- **WRITTEN REQUEST**:
Find how many lines in the data below mention "choujiang". Give the number only.

- **DATA LINES**:
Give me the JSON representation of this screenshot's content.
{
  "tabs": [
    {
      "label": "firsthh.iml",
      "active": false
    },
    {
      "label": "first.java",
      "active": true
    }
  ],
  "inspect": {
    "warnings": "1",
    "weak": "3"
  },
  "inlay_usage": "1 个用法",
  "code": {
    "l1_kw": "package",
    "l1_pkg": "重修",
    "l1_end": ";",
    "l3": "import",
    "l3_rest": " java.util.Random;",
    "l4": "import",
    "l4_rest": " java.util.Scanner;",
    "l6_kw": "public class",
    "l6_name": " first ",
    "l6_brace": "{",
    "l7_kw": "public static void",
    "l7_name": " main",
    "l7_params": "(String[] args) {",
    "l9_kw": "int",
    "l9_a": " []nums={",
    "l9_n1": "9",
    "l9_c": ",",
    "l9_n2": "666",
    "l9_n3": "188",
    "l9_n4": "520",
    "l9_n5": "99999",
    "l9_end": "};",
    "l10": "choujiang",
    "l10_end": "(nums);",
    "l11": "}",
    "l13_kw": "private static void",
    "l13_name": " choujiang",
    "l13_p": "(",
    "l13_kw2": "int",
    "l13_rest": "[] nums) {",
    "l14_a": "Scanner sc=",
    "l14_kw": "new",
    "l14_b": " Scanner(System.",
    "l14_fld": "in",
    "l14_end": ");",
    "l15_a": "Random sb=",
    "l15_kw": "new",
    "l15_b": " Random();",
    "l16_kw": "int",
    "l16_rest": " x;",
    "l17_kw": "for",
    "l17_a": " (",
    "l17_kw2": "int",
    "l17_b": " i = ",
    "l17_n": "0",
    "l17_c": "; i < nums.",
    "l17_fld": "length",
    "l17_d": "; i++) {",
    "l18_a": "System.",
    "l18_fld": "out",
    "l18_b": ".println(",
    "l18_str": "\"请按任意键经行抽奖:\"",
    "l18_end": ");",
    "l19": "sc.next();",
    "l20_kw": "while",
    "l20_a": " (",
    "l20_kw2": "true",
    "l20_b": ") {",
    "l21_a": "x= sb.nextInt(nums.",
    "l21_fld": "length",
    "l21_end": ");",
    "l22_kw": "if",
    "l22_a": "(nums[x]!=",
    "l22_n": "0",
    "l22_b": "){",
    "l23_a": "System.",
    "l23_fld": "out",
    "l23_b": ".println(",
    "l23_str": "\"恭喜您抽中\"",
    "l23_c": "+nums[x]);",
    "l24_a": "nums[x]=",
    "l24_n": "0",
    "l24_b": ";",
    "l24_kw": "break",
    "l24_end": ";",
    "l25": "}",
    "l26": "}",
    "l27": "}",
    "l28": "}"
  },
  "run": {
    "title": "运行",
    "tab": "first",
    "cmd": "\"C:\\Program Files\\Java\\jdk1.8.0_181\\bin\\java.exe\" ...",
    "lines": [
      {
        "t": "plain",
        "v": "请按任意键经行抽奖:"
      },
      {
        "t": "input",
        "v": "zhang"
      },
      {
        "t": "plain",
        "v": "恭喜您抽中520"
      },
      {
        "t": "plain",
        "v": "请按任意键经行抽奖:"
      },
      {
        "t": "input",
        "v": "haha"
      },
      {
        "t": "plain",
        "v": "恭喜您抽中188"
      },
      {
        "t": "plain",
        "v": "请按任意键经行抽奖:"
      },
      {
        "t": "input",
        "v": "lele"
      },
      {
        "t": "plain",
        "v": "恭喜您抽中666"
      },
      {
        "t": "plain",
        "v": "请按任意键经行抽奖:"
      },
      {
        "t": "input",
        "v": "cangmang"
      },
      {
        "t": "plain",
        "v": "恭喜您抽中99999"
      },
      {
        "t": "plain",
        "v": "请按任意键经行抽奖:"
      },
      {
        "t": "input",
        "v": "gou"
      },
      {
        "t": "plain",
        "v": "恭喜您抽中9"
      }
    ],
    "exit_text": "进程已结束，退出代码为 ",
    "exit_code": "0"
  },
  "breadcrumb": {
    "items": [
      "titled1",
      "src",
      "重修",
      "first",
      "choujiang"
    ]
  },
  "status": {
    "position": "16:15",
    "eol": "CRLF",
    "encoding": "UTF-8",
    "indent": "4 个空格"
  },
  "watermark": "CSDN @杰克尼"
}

- **WRITTEN RESPONSE**:
3